## [GIVEN RECORDS]

※

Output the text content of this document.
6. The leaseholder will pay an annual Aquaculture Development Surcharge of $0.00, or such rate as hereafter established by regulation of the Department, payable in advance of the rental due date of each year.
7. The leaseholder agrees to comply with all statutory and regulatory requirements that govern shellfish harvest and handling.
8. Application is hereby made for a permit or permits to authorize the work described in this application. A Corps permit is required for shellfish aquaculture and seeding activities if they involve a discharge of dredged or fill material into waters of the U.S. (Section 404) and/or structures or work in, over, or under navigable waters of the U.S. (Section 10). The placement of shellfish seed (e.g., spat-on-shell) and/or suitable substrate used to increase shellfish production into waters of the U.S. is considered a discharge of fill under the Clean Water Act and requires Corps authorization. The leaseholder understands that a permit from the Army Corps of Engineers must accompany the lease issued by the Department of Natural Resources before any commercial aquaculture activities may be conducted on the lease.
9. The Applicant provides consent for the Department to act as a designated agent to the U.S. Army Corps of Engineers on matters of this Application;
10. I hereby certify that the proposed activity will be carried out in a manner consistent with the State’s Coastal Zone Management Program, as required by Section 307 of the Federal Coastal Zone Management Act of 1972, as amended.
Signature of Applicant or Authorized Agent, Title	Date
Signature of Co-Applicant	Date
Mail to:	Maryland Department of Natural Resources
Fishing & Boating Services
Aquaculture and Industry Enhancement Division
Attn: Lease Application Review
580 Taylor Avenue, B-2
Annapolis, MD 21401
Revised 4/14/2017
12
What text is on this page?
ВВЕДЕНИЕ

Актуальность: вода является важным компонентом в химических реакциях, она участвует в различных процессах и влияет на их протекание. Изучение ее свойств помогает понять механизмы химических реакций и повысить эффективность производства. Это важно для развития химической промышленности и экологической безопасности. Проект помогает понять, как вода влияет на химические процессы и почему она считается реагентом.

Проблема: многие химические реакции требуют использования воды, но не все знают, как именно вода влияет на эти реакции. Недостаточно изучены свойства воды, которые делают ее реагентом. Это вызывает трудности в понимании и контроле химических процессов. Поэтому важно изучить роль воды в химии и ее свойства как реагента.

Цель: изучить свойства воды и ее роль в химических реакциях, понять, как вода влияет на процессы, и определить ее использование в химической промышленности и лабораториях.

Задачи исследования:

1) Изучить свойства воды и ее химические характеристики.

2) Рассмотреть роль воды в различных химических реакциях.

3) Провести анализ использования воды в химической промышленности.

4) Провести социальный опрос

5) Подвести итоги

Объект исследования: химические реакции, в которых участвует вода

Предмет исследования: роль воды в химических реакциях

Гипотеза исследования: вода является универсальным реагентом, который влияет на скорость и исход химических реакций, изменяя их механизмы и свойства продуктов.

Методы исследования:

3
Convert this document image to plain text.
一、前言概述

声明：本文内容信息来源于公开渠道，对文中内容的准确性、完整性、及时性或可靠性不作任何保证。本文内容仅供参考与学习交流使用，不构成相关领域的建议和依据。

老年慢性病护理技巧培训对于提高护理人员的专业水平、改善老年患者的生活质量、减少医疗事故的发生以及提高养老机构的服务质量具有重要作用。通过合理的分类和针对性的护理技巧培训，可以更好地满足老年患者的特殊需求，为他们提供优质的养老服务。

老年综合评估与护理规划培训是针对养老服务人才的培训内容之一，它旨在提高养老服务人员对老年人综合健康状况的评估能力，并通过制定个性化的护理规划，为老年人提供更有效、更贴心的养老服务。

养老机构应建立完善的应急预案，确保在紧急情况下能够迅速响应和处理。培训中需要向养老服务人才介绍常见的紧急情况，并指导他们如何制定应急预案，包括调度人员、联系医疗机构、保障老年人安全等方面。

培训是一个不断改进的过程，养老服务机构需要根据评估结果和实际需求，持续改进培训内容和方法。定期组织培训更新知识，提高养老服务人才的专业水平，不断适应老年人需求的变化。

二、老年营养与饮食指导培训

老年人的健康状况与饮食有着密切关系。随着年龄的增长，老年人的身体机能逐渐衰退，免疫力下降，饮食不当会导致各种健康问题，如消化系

※

Look through the listing above. Pick out each line with "document" and copy it.

Output the text content of this document.
Convert this document image to plain text.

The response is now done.